We shower and change ready to do a reconoiter of the city to set what we would like to see in detail over the next five days off from cycling. So our first stop is the information centre as we always do. Who just happens to already be there but none other than Nick & Terese once again. We have a giggle that for the umpteenth time we knock into each other and agree to rather chat over a beer with all our respective info in hand, on the riverside.
Budapest is alive, whimsical, arty, creative and has a great ambience to it. It has been owned, plundered, revamped and taken back (as have many others mind you) but has kept all of those reflective ownerships well portrayed. A lot of the other cities we find have tended to demolish and remove any detail of past control or religious dominance of previous periods.
Our accomodation for 5 days is an appartment owned by Iboya, a lady film director, and lives next door to
us. Over a number of red wines one evening, she gives us an interesting insight to Hungary and in particular, Budapest and all of its foibles. A very interesting lady, we could have spent a lot more time with her......but ran out of wine !
Our 5 day break from riding also allowed us to take our bikes in for a badly needed service. My chain is stretched and slipping badly and generally needs some TLC. We find a great bike shop close by and a few days later they both emerge like new. I have a new chain, new rear cassette, removed and repaired the bent front cluster, removed and straightened both bent (by the airline) disc brakes, serviced the bike and labour all for Aus $80 ! I nearly fell off my bike !
Great guys, great shop :-
Nella Kerekparcentrum, 1054 Kalman Imre (street), Budapest
Www.nella.hu
They do Trek, Bontrager etc all the known brands.
During our extended break we enjoyed Castles, street musicians, a plethora of whimsical statues, war monuments, an evening river cruise, thermal baths, bohemian quarter and sensational authentic food (and cheap), the Jewish quarter etc.
Then on our last day we
decided to visit Memento Park, out of the city. So caught the local bus to a park full of past Russian Memento statues from the days of Russian control and rule. Quite over bearing really. Probably the most interesting though was, the Trabant car at the exit. A 2 cyclinder, 26 horsepower car made of Duroplast (recycled material, cotton waste & phenol resin). You paid 50% in advance and the waited between 6 - 8 years for delivery !

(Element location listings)
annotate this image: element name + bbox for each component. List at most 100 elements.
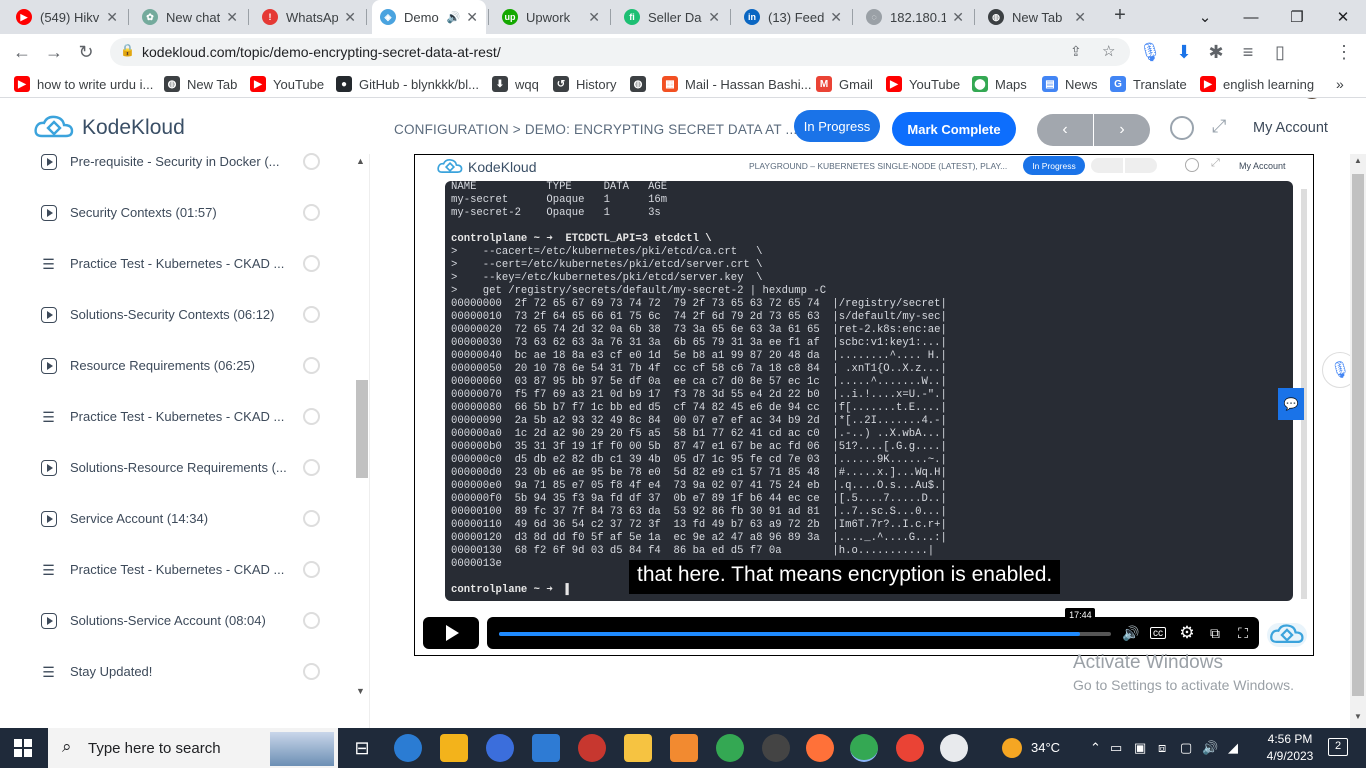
lesson-status-circle-icon[interactable] xyxy=(303,204,320,221)
lesson-item[interactable]: Solutions-Resource Requirements (... xyxy=(0,442,340,493)
tab-close-icon[interactable]: ✕ xyxy=(466,9,478,26)
media-control-icon[interactable]: ≡ xyxy=(1234,38,1262,66)
page-scroll-thumb[interactable] xyxy=(1352,174,1364,696)
tab-close-icon[interactable]: ✕ xyxy=(952,9,964,26)
browser-tab[interactable]: ! WhatsApp ✕ xyxy=(254,0,364,34)
forward-arrow-icon[interactable]: → xyxy=(40,38,68,66)
bookmark-item[interactable]: ▤ News xyxy=(1042,75,1098,93)
lesson-status-circle-icon[interactable] xyxy=(303,561,320,578)
download-extension-icon[interactable]: ⬇ xyxy=(1170,38,1198,66)
mark-complete-button[interactable]: Mark Complete xyxy=(892,112,1016,146)
video-player[interactable]: KodeKloud PLAYGROUND – KUBERNETES SINGLE… xyxy=(414,154,1314,656)
lesson-status-circle-icon[interactable] xyxy=(303,408,320,425)
microsoft-store-icon[interactable] xyxy=(440,734,468,762)
lesson-item[interactable]: Solutions-Service Account (08:04) xyxy=(0,595,340,646)
bookmark-item[interactable]: ⬤ Maps xyxy=(972,75,1027,93)
prev-lesson-button[interactable]: ‹ xyxy=(1037,114,1093,146)
bookmark-item[interactable]: ▶ YouTube xyxy=(886,75,960,93)
page-scrollbar[interactable]: ▲ ▼ xyxy=(1350,154,1366,728)
lesson-item[interactable]: ☰ Practice Test - Kubernetes - CKAD ... xyxy=(0,544,340,595)
chrome-profile-h-icon[interactable] xyxy=(896,734,924,762)
tab-close-icon[interactable]: ✕ xyxy=(588,9,600,26)
bookmark-item[interactable]: ◍ New Tab xyxy=(164,75,237,93)
weather-temperature[interactable]: 34°C xyxy=(1031,740,1060,755)
lesson-item[interactable]: Resource Requirements (06:25) xyxy=(0,340,340,391)
next-lesson-button[interactable]: › xyxy=(1094,114,1150,146)
bookmark-item[interactable]: ◍ xyxy=(630,75,653,93)
lesson-item[interactable]: ☰ Stay Updated! xyxy=(0,646,340,697)
share-icon[interactable]: ⇪ xyxy=(1070,43,1082,60)
mail-icon[interactable] xyxy=(532,734,560,762)
clock-time[interactable]: 4:56 PM xyxy=(1260,732,1320,746)
reload-icon[interactable]: ↻ xyxy=(72,38,100,66)
lesson-status-circle-icon[interactable] xyxy=(303,459,320,476)
close-window-button[interactable]: ✕ xyxy=(1320,0,1366,34)
bookmark-item[interactable]: M Gmail xyxy=(816,75,873,93)
camera-icon[interactable]: ⧈ xyxy=(1158,740,1166,756)
browser-tab[interactable]: ▶ (549) Hikvi ✕ xyxy=(8,0,126,34)
tray-expand-icon[interactable]: ⌃ xyxy=(1090,740,1101,756)
back-arrow-icon[interactable]: ← xyxy=(8,38,36,66)
browser-tab[interactable]: ◈ Demo 🔊 ✕ xyxy=(372,0,486,34)
kebab-menu-icon[interactable]: ⋮ xyxy=(1330,38,1358,66)
volume-icon[interactable]: 🔊 xyxy=(1122,625,1140,641)
bookmarks-overflow-icon[interactable]: » xyxy=(1336,75,1344,93)
bookmark-item[interactable]: ▶ YouTube xyxy=(250,75,324,93)
lesson-item[interactable]: Solutions-Security Contexts (06:12) xyxy=(0,289,340,340)
address-bar[interactable]: 🔒 kodekloud.com/topic/demo-encrypting-se… xyxy=(110,38,1130,66)
lesson-status-circle-icon[interactable] xyxy=(303,306,320,323)
captions-icon[interactable]: cc xyxy=(1150,627,1166,639)
media-app-icon[interactable] xyxy=(578,734,606,762)
page-scroll-down-icon[interactable]: ▼ xyxy=(1354,712,1362,721)
file-explorer-icon[interactable] xyxy=(624,734,652,762)
video-fullscreen-icon[interactable]: ⛶ xyxy=(1234,625,1252,641)
task-view-icon[interactable]: ⊟ xyxy=(348,734,376,762)
scroll-up-arrow-icon[interactable]: ▲ xyxy=(356,156,365,166)
mic-extension-icon[interactable]: 🎙 xyxy=(1136,38,1164,66)
tab-close-icon[interactable]: ✕ xyxy=(708,9,720,26)
sidebar-scrollbar[interactable]: ▲ ▼ xyxy=(354,154,368,700)
bookmark-item[interactable]: ↺ History xyxy=(553,75,616,93)
obs-icon[interactable] xyxy=(762,734,790,762)
browser-tab[interactable]: ◌ 182.180.14 ✕ xyxy=(858,0,972,34)
notification-center-icon[interactable]: 2 xyxy=(1328,738,1348,756)
dark-mode-toggle-icon[interactable] xyxy=(1170,116,1194,140)
tab-close-icon[interactable]: ✕ xyxy=(226,9,238,26)
settings-gear-icon[interactable]: ⚙ xyxy=(1178,623,1196,642)
weather-sun-icon[interactable] xyxy=(1002,738,1022,758)
lesson-status-circle-icon[interactable] xyxy=(303,612,320,629)
fullscreen-expand-icon[interactable]: ⤢ xyxy=(1212,116,1226,137)
page-scroll-up-icon[interactable]: ▲ xyxy=(1354,156,1362,165)
sidebar-scroll-thumb[interactable] xyxy=(356,380,368,478)
bookmark-item[interactable]: ⬇ wqq xyxy=(492,75,539,93)
lesson-status-circle-icon[interactable] xyxy=(303,255,320,272)
settings-app-icon[interactable] xyxy=(670,734,698,762)
lesson-status-circle-icon[interactable] xyxy=(303,510,320,527)
bookmark-item[interactable]: ▶ how to write urdu i... xyxy=(14,75,153,93)
lesson-item[interactable]: Service Account (14:34) xyxy=(0,493,340,544)
browser-tab[interactable]: ◍ New Tab ✕ xyxy=(980,0,1094,34)
lesson-item[interactable]: Security Contexts (01:57) xyxy=(0,187,340,238)
seek-bar[interactable]: 17:44 xyxy=(499,608,1111,636)
browser-tab[interactable]: in (13) Feed | ✕ xyxy=(736,0,850,34)
display-icon[interactable]: ▢ xyxy=(1180,740,1192,756)
lock-icon[interactable]: 🔒 xyxy=(120,43,135,57)
bookmark-item[interactable]: G Translate xyxy=(1110,75,1187,93)
tab-audio-icon[interactable]: 🔊 xyxy=(447,11,461,24)
battery-icon[interactable]: ▭ xyxy=(1110,740,1122,756)
skype-icon[interactable] xyxy=(486,734,514,762)
lesson-status-circle-icon[interactable] xyxy=(303,357,320,374)
network-tool-icon[interactable] xyxy=(940,734,968,762)
tab-close-icon[interactable]: ✕ xyxy=(344,9,356,26)
windows-start-icon[interactable] xyxy=(14,739,32,757)
lesson-status-circle-icon[interactable] xyxy=(303,153,320,170)
my-account-link[interactable]: My Account xyxy=(1253,120,1328,136)
meet-icon[interactable]: ▣ xyxy=(1134,740,1146,756)
taskbar-search-input[interactable]: ⌕ Type here to search xyxy=(48,728,338,768)
lesson-item[interactable]: ☰ Practice Test - Kubernetes - CKAD ... xyxy=(0,391,340,442)
extensions-puzzle-icon[interactable]: ✱ xyxy=(1202,38,1230,66)
clock-date[interactable]: 4/9/2023 xyxy=(1260,749,1320,763)
bookmark-item[interactable]: ▦ Mail - Hassan Bashi... xyxy=(662,75,811,93)
breadcrumb[interactable]: CONFIGURATION > DEMO: ENCRYPTING SECRET … xyxy=(394,122,797,137)
new-tab-button[interactable]: + xyxy=(1108,4,1132,30)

# Problems and tasks
[1] Reproduce verbatim the lines of the listing, starting with the line containing "lesson-status-circle-icon[interactable] xyxy=(303,204,320,221)" and going on through the line containing "media-control-icon[interactable]: ≡ xyxy=(1234,38,1262,66)", with both of those lines included.
[2] Extend the Budapest travel account beyond its final sentence.
The travel account and the listing were drawn from unrelated sources.

# Responses by task
[1]
lesson-status-circle-icon[interactable] xyxy=(303,204,320,221)
lesson-item[interactable]: Solutions-Resource Requirements (... xyxy=(0,442,340,493)
tab-close-icon[interactable]: ✕ xyxy=(466,9,478,26)
media-control-icon[interactable]: ≡ xyxy=(1234,38,1262,66)

[2]
With a bit of a sad face and a slight drizzle we pedal out of Budapest on our way to Donafoldvar. Under grey skies we cycle past horse & cart loads of hay, dodge 500m of massive fallen trees across our path from a previous storm, a fellow taking his bull for a drive squeezed into a little home 6 x 4 trailer on the back of his Diahatsu Charade equivalent. When the heavens really opened, we pulled up under some trees for some cover, and were joined by a German tandem couple Andreas & Christine. They inspected our Montague folding fullsize bikes and we checked out their custom tandem that packed away by unlocking and seperating the tubes in
the frame, made by 'special steel' in Berlin..........such bike tragics !
Wet and bedrazzled we found our penzion, with shared bathroom, diminutive room (in what previously must have been the stable) that was underwhelmingly rather messy to say the least. Both a little unimpressed from what they had advertised. But the bed was comfortable and we both slept like babies.
Next morning we were up and outta there in such a rush Jan even forgot her helmet behind (shes been trying to lose it, so she doesnt get hat hair !) And we found the owner running after us down the road shouting (that foiled her plan, hehe).
When we got to our ferry crossing and had to wait 30min for the ferry man, and hadn't had breakfast yet, decided on a coffee over the road. A rather run down, dischevelled roadside bar, we had to mime our need of 2 coffees & the only food available was last nights leftover 'zander' (Danube speciality) lying miserably under its warming light bulb. Another mime for one of those. Have to say the taste belied its appearance, although Jan politely turned my offer down.
2 cars, 2 vans and our 2
bikes and we were on the other side, off to Baja (said Baha). Well nothing on route other than a sheperd, his dogs and flock, some geese crossing our track and rather put out at our presence, and some odd statues in the middle of nowhere (for a pilgrimage) so it seemed, and we were in Baja.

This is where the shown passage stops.